Exercise details –
Reproduce the material in full, exactly as written.
[START OF Records]
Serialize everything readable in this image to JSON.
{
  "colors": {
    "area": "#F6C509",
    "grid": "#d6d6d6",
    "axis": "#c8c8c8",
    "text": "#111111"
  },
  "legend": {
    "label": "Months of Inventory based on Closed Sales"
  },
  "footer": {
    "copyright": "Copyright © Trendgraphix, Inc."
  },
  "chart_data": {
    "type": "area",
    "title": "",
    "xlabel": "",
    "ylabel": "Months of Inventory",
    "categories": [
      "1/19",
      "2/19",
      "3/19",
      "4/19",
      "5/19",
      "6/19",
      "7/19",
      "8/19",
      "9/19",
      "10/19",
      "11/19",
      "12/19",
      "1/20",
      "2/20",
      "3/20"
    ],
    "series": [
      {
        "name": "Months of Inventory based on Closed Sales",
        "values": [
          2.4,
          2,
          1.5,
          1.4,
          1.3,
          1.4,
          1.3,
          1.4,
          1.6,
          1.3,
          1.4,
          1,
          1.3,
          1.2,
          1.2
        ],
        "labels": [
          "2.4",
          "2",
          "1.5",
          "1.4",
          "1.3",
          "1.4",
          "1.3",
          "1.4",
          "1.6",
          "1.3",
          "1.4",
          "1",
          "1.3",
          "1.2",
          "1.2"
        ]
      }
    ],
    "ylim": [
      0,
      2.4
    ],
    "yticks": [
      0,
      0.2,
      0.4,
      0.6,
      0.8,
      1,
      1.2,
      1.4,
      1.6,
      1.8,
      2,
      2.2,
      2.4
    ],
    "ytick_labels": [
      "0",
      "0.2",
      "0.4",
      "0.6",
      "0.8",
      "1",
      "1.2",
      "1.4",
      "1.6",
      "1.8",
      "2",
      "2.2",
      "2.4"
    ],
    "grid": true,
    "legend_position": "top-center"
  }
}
[END OF Records]
Task response –
Serialize everything readable in this image to JSON.
{
  "colors": {
    "area": "#F6C509",
    "grid": "#d6d6d6",
    "axis": "#c8c8c8",
    "text": "#111111"
  },
  "legend": {
    "label": "Months of Inventory based on Closed Sales"
  },
  "footer": {
    "copyright": "Copyright © Trendgraphix, Inc."
  },
  "chart_data": {
    "type": "area",
    "title": "",
    "xlabel": "",
    "ylabel": "Months of Inventory",
    "categories": [
      "1/19",
      "2/19",
      "3/19",
      "4/19",
      "5/19",
      "6/19",
      "7/19",
      "8/19",
      "9/19",
      "10/19",
      "11/19",
      "12/19",
      "1/20",
      "2/20",
      "3/20"
    ],
    "series": [
      {
        "name": "Months of Inventory based on Closed Sales",
        "values": [
          2.4,
          2,
          1.5,
          1.4,
          1.3,
          1.4,
          1.3,
          1.4,
          1.6,
          1.3,
          1.4,
          1,
          1.3,
          1.2,
          1.2
        ],
        "labels": [
          "2.4",
          "2",
          "1.5",
          "1.4",
          "1.3",
          "1.4",
          "1.3",
          "1.4",
          "1.6",
          "1.3",
          "1.4",
          "1",
          "1.3",
          "1.2",
          "1.2"
        ]
      }
    ],
    "ylim": [
      0,
      2.4
    ],
    "yticks": [
      0,
      0.2,
      0.4,
      0.6,
      0.8,
      1,
      1.2,
      1.4,
      1.6,
      1.8,
      2,
      2.2,
      2.4
    ],
    "ytick_labels": [
      "0",
      "0.2",
      "0.4",
      "0.6",
      "0.8",
      "1",
      "1.2",
      "1.4",
      "1.6",
      "1.8",
      "2",
      "2.2",
      "2.4"
    ],
    "grid": true,
    "legend_position": "top-center"
  }
}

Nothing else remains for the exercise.